— START Records for the exercise —

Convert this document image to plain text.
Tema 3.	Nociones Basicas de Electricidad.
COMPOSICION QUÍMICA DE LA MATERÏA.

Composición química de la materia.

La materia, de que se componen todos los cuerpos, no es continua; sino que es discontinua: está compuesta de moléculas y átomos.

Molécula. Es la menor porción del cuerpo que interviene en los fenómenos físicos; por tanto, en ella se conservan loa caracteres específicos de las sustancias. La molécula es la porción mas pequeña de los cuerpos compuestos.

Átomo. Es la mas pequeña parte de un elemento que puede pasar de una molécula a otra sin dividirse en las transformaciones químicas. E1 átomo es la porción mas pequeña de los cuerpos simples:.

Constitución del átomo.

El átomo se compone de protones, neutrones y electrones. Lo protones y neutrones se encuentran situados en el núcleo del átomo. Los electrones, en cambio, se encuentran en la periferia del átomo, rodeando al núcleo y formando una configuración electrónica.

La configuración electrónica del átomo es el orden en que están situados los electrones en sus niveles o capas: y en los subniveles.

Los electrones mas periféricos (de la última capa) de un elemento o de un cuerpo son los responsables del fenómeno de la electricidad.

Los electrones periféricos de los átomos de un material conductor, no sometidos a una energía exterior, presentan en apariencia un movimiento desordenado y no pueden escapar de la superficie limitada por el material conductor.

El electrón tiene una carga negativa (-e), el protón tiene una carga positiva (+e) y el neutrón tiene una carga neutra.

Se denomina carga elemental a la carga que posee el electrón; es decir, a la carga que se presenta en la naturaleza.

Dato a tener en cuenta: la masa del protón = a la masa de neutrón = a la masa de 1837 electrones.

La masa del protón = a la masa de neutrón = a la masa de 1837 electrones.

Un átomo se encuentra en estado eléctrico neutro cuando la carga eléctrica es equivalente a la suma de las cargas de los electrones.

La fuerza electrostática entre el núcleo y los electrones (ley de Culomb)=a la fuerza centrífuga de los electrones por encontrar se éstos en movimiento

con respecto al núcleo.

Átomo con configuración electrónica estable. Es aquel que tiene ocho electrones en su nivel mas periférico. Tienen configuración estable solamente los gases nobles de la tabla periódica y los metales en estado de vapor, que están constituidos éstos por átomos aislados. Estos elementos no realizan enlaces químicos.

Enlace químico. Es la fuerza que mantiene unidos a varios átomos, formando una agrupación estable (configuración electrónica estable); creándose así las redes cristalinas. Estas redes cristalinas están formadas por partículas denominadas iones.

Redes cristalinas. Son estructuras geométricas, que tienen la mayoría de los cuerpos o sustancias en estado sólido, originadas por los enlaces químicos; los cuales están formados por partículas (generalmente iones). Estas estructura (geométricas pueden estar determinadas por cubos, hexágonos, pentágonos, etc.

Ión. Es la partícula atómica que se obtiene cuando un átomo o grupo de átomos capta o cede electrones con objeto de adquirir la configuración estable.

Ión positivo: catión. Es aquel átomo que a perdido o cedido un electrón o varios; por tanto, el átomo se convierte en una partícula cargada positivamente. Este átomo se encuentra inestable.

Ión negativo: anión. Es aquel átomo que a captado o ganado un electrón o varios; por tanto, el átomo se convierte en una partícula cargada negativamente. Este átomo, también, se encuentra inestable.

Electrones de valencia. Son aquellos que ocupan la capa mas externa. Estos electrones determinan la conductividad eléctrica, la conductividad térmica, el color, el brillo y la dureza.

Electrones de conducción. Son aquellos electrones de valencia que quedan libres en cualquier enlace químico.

— END Records for the exercise —

**The exercise**
Return the full listing, character for character.

**Output**
Convert this document image to plain text.
Tema 3.	Nociones Basicas de Electricidad.
COMPOSICION QUÍMICA DE LA MATERÏA.

Composición química de la materia.

La materia, de que se componen todos los cuerpos, no es continua; sino que es discontinua: está compuesta de moléculas y átomos.

Molécula. Es la menor porción del cuerpo que interviene en los fenómenos físicos; por tanto, en ella se conservan loa caracteres específicos de las sustancias. La molécula es la porción mas pequeña de los cuerpos compuestos.

Átomo. Es la mas pequeña parte de un elemento que puede pasar de una molécula a otra sin dividirse en las transformaciones químicas. E1 átomo es la porción mas pequeña de los cuerpos simples:.

Constitución del átomo.

El átomo se compone de protones, neutrones y electrones. Lo protones y neutrones se encuentran situados en el núcleo del átomo. Los electrones, en cambio, se encuentran en la periferia del átomo, rodeando al núcleo y formando una configuración electrónica.

La configuración electrónica del átomo es el orden en que están situados los electrones en sus niveles o capas: y en los subniveles.

Los electrones mas periféricos (de la última capa) de un elemento o de un cuerpo son los responsables del fenómeno de la electricidad.

Los electrones periféricos de los átomos de un material conductor, no sometidos a una energía exterior, presentan en apariencia un movimiento desordenado y no pueden escapar de la superficie limitada por el material conductor.

El electrón tiene una carga negativa (-e), el protón tiene una carga positiva (+e) y el neutrón tiene una carga neutra.

Se denomina carga elemental a la carga que posee el electrón; es decir, a la carga que se presenta en la naturaleza.

Dato a tener en cuenta: la masa del protón = a la masa de neutrón = a la masa de 1837 electrones.

La masa del protón = a la masa de neutrón = a la masa de 1837 electrones.

Un átomo se encuentra en estado eléctrico neutro cuando la carga eléctrica es equivalente a la suma de las cargas de los electrones.

La fuerza electrostática entre el núcleo y los electrones (ley de Culomb)=a la fuerza centrífuga de los electrones por encontrar se éstos en movimiento

con respecto al núcleo.

Átomo con configuración electrónica estable. Es aquel que tiene ocho electrones en su nivel mas periférico. Tienen configuración estable solamente los gases nobles de la tabla periódica y los metales en estado de vapor, que están constituidos éstos por átomos aislados. Estos elementos no realizan enlaces químicos.

Enlace químico. Es la fuerza que mantiene unidos a varios átomos, formando una agrupación estable (configuración electrónica estable); creándose así las redes cristalinas. Estas redes cristalinas están formadas por partículas denominadas iones.

Redes cristalinas. Son estructuras geométricas, que tienen la mayoría de los cuerpos o sustancias en estado sólido, originadas por los enlaces químicos; los cuales están formados por partículas (generalmente iones). Estas estructura (geométricas pueden estar determinadas por cubos, hexágonos, pentágonos, etc.

Ión. Es la partícula atómica que se obtiene cuando un átomo o grupo de átomos capta o cede electrones con objeto de adquirir la configuración estable.

Ión positivo: catión. Es aquel átomo que a perdido o cedido un electrón o varios; por tanto, el átomo se convierte en una partícula cargada positivamente. Este átomo se encuentra inestable.

Ión negativo: anión. Es aquel átomo que a captado o ganado un electrón o varios; por tanto, el átomo se convierte en una partícula cargada negativamente. Este átomo, también, se encuentra inestable.

Electrones de valencia. Son aquellos que ocupan la capa mas externa. Estos electrones determinan la conductividad eléctrica, la conductividad térmica, el color, el brillo y la dureza.

Electrones de conducción. Son aquellos electrones de valencia que quedan libres en cualquier enlace químico.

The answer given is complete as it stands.